→ Supplied records:
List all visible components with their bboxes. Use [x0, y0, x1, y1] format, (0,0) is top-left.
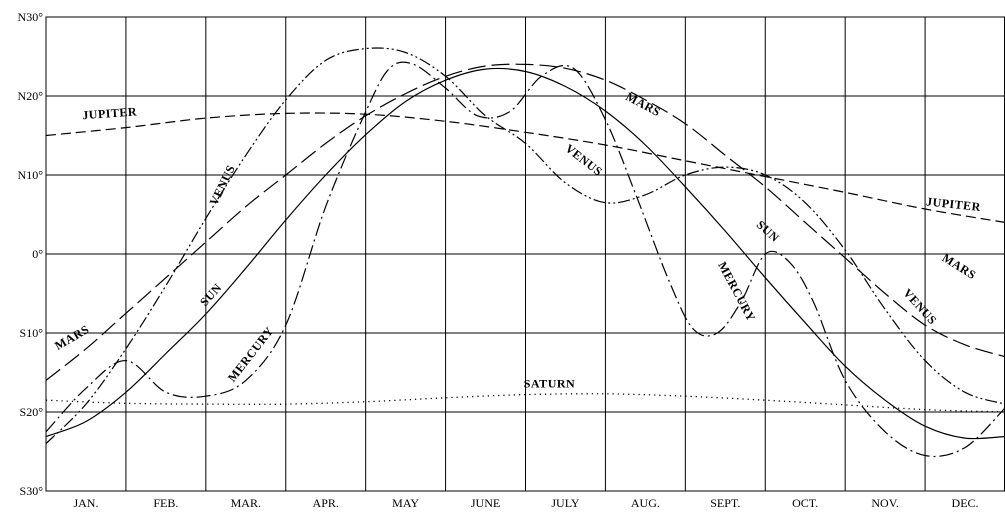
- y-tick-label: S10°: [20, 326, 44, 340]
- label-venus: VENUS: [563, 141, 606, 179]
- axis-tick-labels: N30° N20° N10° 0° S10° S20° S30° JAN. FEB. MAR. AP…: [18, 10, 979, 510]
- chart-grid: [45, 16, 1005, 492]
- y-tick-label: N30°: [18, 10, 44, 24]
- label-sun: SUN: [197, 281, 224, 309]
- series-venus: [45, 47, 1005, 445]
- x-tick-label-jan: JAN.: [73, 496, 98, 510]
- label-saturn: SATURN: [524, 377, 575, 391]
- y-tick-label: N20°: [18, 89, 44, 103]
- label-jupiter: JUPITER: [82, 104, 138, 122]
- x-tick-label-mar: MAR.: [231, 496, 261, 510]
- label-mars: MARS: [52, 322, 91, 353]
- x-tick-label-july: JULY: [551, 496, 579, 510]
- label-venus: VENUS: [206, 163, 238, 208]
- x-tick-label-feb: FEB.: [153, 496, 178, 510]
- label-jupiter: JUPITER: [925, 194, 981, 214]
- curve-labels: SUNSUNMERCURYMERCURYVENUSVENUSVENUSMARSM…: [52, 89, 981, 390]
- x-tick-label-sept: SEPT.: [710, 496, 740, 510]
- series-sun: [45, 67, 1005, 440]
- label-mars: MARS: [940, 251, 979, 283]
- x-tick-label-aug: AUG.: [631, 496, 660, 510]
- x-tick-label-may: MAY: [392, 496, 419, 510]
- y-tick-label: 0°: [32, 247, 43, 261]
- series-lines: [45, 47, 1005, 458]
- x-tick-label-nov: NOV.: [871, 496, 898, 510]
- series-jupiter: [45, 112, 1005, 223]
- series-mars: [45, 63, 1005, 381]
- label-mercury: MERCURY: [715, 259, 758, 324]
- label-mars: MARS: [624, 89, 664, 119]
- x-tick-label-dec: DEC.: [952, 496, 979, 510]
- x-tick-label-apr: APR.: [313, 496, 339, 510]
- y-tick-label: S20°: [20, 405, 44, 419]
- x-tick-label-oct: OCT.: [792, 496, 818, 510]
- label-sun: SUN: [754, 218, 782, 245]
- y-tick-label: N10°: [18, 168, 44, 182]
- x-tick-label-june: JUNE: [471, 496, 500, 510]
- y-tick-label: S30°: [20, 484, 44, 498]
- series-mercury: [45, 61, 1005, 458]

→ Objective: Rename "bboxes" to "bounding boxes" throughout the material and reproduce everything else unchanged, omitting the pictures.

→ Output for this exercise:
List all visible components with their bounding boxes. Use [x0, y0, x1, y1] format, (0,0) is top-left.
- y-tick-label: S10°: [20, 326, 44, 340]
- label-venus: VENUS: [563, 141, 606, 179]
- axis-tick-labels: N30° N20° N10° 0° S10° S20° S30° JAN. FEB. MAR. AP…: [18, 10, 979, 510]
- chart-grid: [45, 16, 1005, 492]
- y-tick-label: N30°: [18, 10, 44, 24]
- label-sun: SUN: [197, 281, 224, 309]
- series-venus: [45, 47, 1005, 445]
- x-tick-label-jan: JAN.: [73, 496, 98, 510]
- label-saturn: SATURN: [524, 377, 575, 391]
- y-tick-label: N20°: [18, 89, 44, 103]
- label-jupiter: JUPITER: [82, 104, 138, 122]
- x-tick-label-mar: MAR.: [231, 496, 261, 510]
- label-mars: MARS: [52, 322, 91, 353]
- x-tick-label-july: JULY: [551, 496, 579, 510]
- label-venus: VENUS: [206, 163, 238, 208]
- x-tick-label-feb: FEB.: [153, 496, 178, 510]
- label-jupiter: JUPITER: [925, 194, 981, 214]
- curve-labels: SUNSUNMERCURYMERCURYVENUSVENUSVENUSMARSM…: [52, 89, 981, 390]
- x-tick-label-sept: SEPT.: [710, 496, 740, 510]
- series-sun: [45, 67, 1005, 440]
- label-mars: MARS: [940, 251, 979, 283]
- x-tick-label-aug: AUG.: [631, 496, 660, 510]
- x-tick-label-may: MAY: [392, 496, 419, 510]
- y-tick-label: 0°: [32, 247, 43, 261]
- series-lines: [45, 47, 1005, 458]
- x-tick-label-nov: NOV.: [871, 496, 898, 510]
- series-jupiter: [45, 112, 1005, 223]
- series-mars: [45, 63, 1005, 381]
- label-mercury: MERCURY: [715, 259, 758, 324]
- label-mars: MARS: [624, 89, 664, 119]
- x-tick-label-dec: DEC.: [952, 496, 979, 510]
- x-tick-label-apr: APR.: [313, 496, 339, 510]
- y-tick-label: S20°: [20, 405, 44, 419]
- x-tick-label-oct: OCT.: [792, 496, 818, 510]
- label-sun: SUN: [754, 218, 782, 245]
- y-tick-label: N10°: [18, 168, 44, 182]
- x-tick-label-june: JUNE: [471, 496, 500, 510]
- y-tick-label: S30°: [20, 484, 44, 498]
- series-mercury: [45, 61, 1005, 458]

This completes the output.